ACTIVITY:
Please restate word for word the line holding "OCR this image." and every following line through the end of the entries.

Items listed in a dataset
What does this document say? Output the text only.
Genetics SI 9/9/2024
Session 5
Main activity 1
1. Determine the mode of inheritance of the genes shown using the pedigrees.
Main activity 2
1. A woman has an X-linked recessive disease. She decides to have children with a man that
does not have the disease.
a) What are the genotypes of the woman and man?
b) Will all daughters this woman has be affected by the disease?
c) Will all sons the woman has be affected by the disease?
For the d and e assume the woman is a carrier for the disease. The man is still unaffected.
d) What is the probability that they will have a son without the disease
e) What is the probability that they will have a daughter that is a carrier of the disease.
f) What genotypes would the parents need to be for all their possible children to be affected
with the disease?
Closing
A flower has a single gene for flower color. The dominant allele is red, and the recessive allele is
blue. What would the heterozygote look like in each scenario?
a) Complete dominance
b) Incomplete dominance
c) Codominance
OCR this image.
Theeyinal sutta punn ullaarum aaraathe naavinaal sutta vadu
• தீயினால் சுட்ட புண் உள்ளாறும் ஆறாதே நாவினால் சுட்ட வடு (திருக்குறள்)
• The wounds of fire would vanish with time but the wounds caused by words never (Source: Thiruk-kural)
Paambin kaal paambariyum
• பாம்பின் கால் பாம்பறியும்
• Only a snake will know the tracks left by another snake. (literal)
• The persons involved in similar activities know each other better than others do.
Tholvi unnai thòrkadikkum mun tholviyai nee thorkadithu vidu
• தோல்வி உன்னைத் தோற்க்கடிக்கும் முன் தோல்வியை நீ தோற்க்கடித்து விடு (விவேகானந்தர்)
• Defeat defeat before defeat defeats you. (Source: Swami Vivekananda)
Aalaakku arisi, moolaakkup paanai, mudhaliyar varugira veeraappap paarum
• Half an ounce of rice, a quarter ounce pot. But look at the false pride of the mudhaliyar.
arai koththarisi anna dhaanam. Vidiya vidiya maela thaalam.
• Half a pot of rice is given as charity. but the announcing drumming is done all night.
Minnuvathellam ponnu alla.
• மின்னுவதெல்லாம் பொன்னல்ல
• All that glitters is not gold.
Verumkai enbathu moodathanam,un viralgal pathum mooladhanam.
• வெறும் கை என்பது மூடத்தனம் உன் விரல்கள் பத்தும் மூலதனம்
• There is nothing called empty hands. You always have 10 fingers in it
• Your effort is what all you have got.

EXERCISE SOLUTION:
OCR this image.
Theeyinal sutta punn ullaarum aaraathe naavinaal sutta vadu
• தீயினால் சுட்ட புண் உள்ளாறும் ஆறாதே நாவினால் சுட்ட வடு (திருக்குறள்)
• The wounds of fire would vanish with time but the wounds caused by words never (Source: Thiruk-kural)
Paambin kaal paambariyum
• பாம்பின் கால் பாம்பறியும்
• Only a snake will know the tracks left by another snake. (literal)
• The persons involved in similar activities know each other better than others do.
Tholvi unnai thòrkadikkum mun tholviyai nee thorkadithu vidu
• தோல்வி உன்னைத் தோற்க்கடிக்கும் முன் தோல்வியை நீ தோற்க்கடித்து விடு (விவேகானந்தர்)
• Defeat defeat before defeat defeats you. (Source: Swami Vivekananda)
Aalaakku arisi, moolaakkup paanai, mudhaliyar varugira veeraappap paarum
• Half an ounce of rice, a quarter ounce pot. But look at the false pride of the mudhaliyar.
arai koththarisi anna dhaanam. Vidiya vidiya maela thaalam.
• Half a pot of rice is given as charity. but the announcing drumming is done all night.
Minnuvathellam ponnu alla.
• மின்னுவதெல்லாம் பொன்னல்ல
• All that glitters is not gold.
Verumkai enbathu moodathanam,un viralgal pathum mooladhanam.
• வெறும் கை என்பது மூடத்தனம் உன் விரல்கள் பத்தும் மூலதனம்
• There is nothing called empty hands. You always have 10 fingers in it
• Your effort is what all you have got.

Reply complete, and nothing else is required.